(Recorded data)
::::::::
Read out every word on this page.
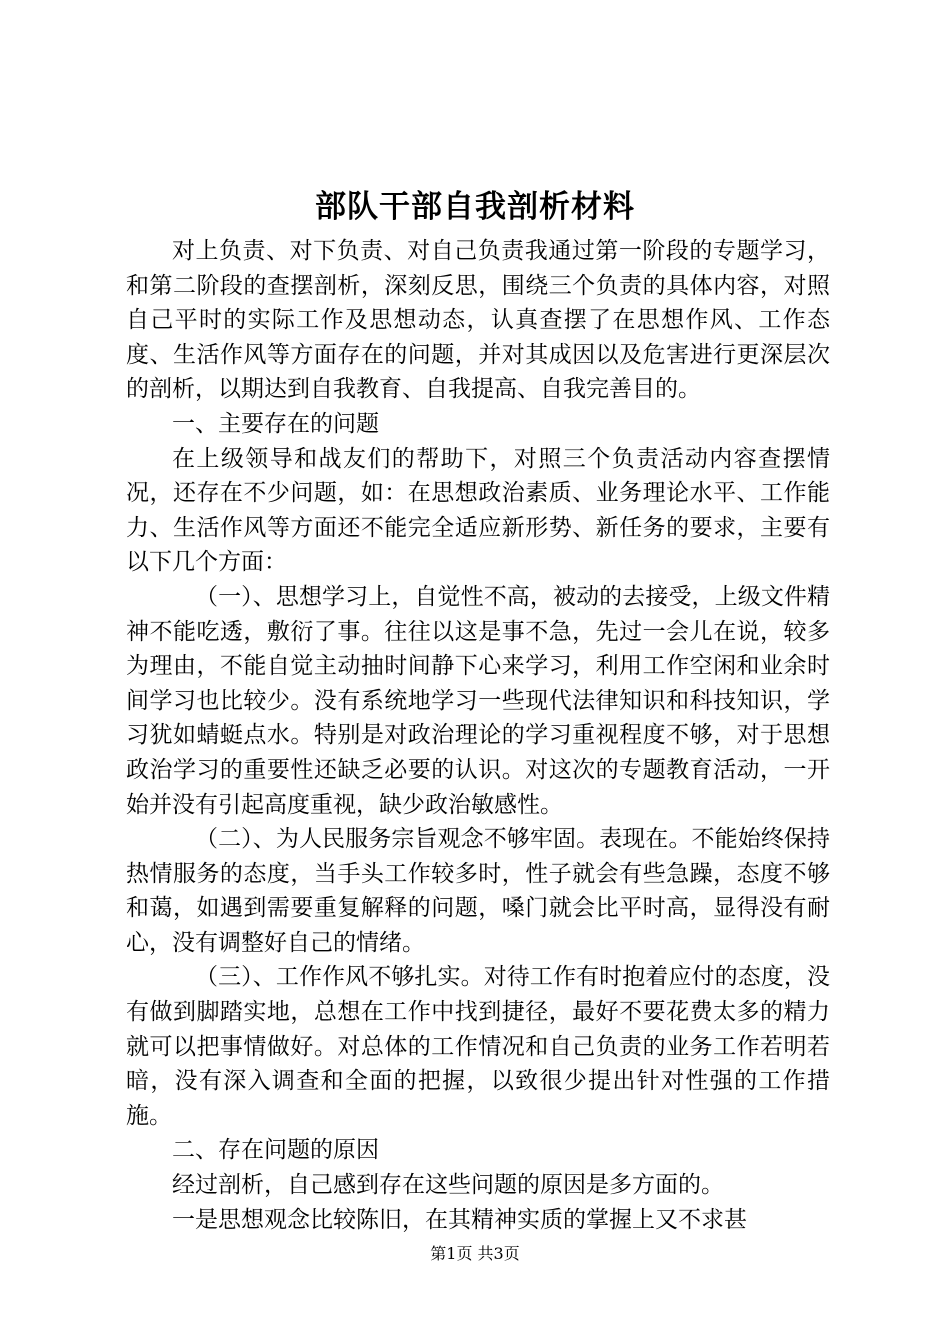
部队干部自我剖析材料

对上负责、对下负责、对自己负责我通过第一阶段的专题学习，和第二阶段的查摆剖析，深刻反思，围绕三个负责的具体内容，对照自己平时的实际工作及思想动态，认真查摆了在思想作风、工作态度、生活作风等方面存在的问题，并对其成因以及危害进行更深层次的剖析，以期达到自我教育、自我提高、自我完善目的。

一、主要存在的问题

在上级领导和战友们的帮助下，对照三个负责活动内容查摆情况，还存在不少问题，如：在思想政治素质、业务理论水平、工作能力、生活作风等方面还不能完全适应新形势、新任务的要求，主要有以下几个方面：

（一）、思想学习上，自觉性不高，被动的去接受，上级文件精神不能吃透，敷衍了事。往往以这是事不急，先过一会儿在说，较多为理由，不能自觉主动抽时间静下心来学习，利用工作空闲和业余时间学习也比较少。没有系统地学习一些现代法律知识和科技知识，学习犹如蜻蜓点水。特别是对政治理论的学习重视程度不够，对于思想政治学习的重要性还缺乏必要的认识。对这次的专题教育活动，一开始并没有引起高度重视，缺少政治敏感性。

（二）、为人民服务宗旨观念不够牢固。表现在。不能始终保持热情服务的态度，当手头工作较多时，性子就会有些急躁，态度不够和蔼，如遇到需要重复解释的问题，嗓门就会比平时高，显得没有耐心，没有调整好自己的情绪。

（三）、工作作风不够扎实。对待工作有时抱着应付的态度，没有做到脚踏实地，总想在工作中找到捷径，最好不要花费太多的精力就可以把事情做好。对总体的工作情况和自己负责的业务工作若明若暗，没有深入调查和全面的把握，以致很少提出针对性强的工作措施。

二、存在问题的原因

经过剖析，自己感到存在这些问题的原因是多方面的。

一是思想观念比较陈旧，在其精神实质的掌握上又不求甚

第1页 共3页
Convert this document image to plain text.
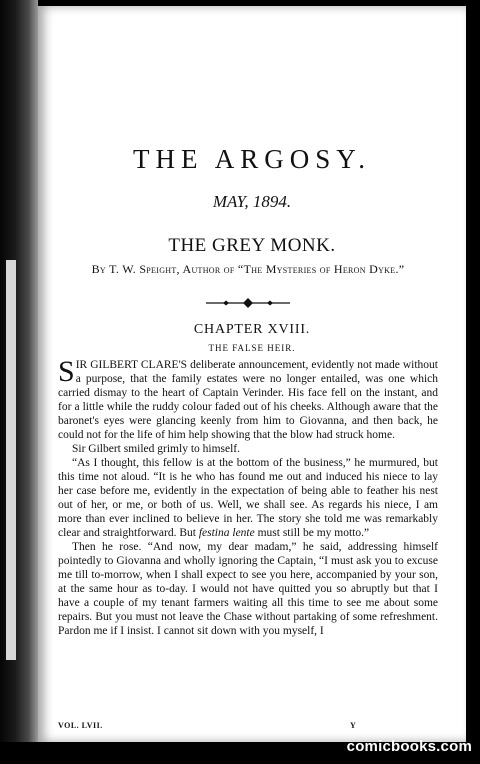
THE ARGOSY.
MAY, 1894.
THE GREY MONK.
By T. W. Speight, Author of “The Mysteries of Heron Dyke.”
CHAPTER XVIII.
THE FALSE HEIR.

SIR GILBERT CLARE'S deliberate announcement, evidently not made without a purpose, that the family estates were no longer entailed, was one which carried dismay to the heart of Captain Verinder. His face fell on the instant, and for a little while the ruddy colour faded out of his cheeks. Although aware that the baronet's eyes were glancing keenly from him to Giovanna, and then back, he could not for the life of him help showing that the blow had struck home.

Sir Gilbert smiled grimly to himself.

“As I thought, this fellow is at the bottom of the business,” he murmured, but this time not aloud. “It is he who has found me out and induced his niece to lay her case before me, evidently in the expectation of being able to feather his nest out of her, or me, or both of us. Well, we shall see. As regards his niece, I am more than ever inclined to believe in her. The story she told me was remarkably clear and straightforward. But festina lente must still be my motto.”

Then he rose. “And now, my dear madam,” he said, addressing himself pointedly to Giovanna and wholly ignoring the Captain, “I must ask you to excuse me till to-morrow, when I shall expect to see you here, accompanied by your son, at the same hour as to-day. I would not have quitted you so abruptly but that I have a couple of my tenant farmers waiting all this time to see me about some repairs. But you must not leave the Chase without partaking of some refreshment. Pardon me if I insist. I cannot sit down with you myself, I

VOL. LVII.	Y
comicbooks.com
::::::::
What the task requires:
Make an exact copy of the listing above. Do not include the pictures.

The solution:
Read out every word on this page.
部队干部自我剖析材料

对上负责、对下负责、对自己负责我通过第一阶段的专题学习，和第二阶段的查摆剖析，深刻反思，围绕三个负责的具体内容，对照自己平时的实际工作及思想动态，认真查摆了在思想作风、工作态度、生活作风等方面存在的问题，并对其成因以及危害进行更深层次的剖析，以期达到自我教育、自我提高、自我完善目的。

一、主要存在的问题

在上级领导和战友们的帮助下，对照三个负责活动内容查摆情况，还存在不少问题，如：在思想政治素质、业务理论水平、工作能力、生活作风等方面还不能完全适应新形势、新任务的要求，主要有以下几个方面：

（一）、思想学习上，自觉性不高，被动的去接受，上级文件精神不能吃透，敷衍了事。往往以这是事不急，先过一会儿在说，较多为理由，不能自觉主动抽时间静下心来学习，利用工作空闲和业余时间学习也比较少。没有系统地学习一些现代法律知识和科技知识，学习犹如蜻蜓点水。特别是对政治理论的学习重视程度不够，对于思想政治学习的重要性还缺乏必要的认识。对这次的专题教育活动，一开始并没有引起高度重视，缺少政治敏感性。

（二）、为人民服务宗旨观念不够牢固。表现在。不能始终保持热情服务的态度，当手头工作较多时，性子就会有些急躁，态度不够和蔼，如遇到需要重复解释的问题，嗓门就会比平时高，显得没有耐心，没有调整好自己的情绪。

（三）、工作作风不够扎实。对待工作有时抱着应付的态度，没有做到脚踏实地，总想在工作中找到捷径，最好不要花费太多的精力就可以把事情做好。对总体的工作情况和自己负责的业务工作若明若暗，没有深入调查和全面的把握，以致很少提出针对性强的工作措施。

二、存在问题的原因

经过剖析，自己感到存在这些问题的原因是多方面的。

一是思想观念比较陈旧，在其精神实质的掌握上又不求甚

第1页 共3页
Convert this document image to plain text.
THE ARGOSY.
MAY, 1894.
THE GREY MONK.
By T. W. Speight, Author of “The Mysteries of Heron Dyke.”
CHAPTER XVIII.
THE FALSE HEIR.

SIR GILBERT CLARE'S deliberate announcement, evidently not made without a purpose, that the family estates were no longer entailed, was one which carried dismay to the heart of Captain Verinder. His face fell on the instant, and for a little while the ruddy colour faded out of his cheeks. Although aware that the baronet's eyes were glancing keenly from him to Giovanna, and then back, he could not for the life of him help showing that the blow had struck home.

Sir Gilbert smiled grimly to himself.

“As I thought, this fellow is at the bottom of the business,” he murmured, but this time not aloud. “It is he who has found me out and induced his niece to lay her case before me, evidently in the expectation of being able to feather his nest out of her, or me, or both of us. Well, we shall see. As regards his niece, I am more than ever inclined to believe in her. The story she told me was remarkably clear and straightforward. But festina lente must still be my motto.”

Then he rose. “And now, my dear madam,” he said, addressing himself pointedly to Giovanna and wholly ignoring the Captain, “I must ask you to excuse me till to-morrow, when I shall expect to see you here, accompanied by your son, at the same hour as to-day. I would not have quitted you so abruptly but that I have a couple of my tenant farmers waiting all this time to see me about some repairs. But you must not leave the Chase without partaking of some refreshment. Pardon me if I insist. I cannot sit down with you myself, I

VOL. LVII.	Y
comicbooks.com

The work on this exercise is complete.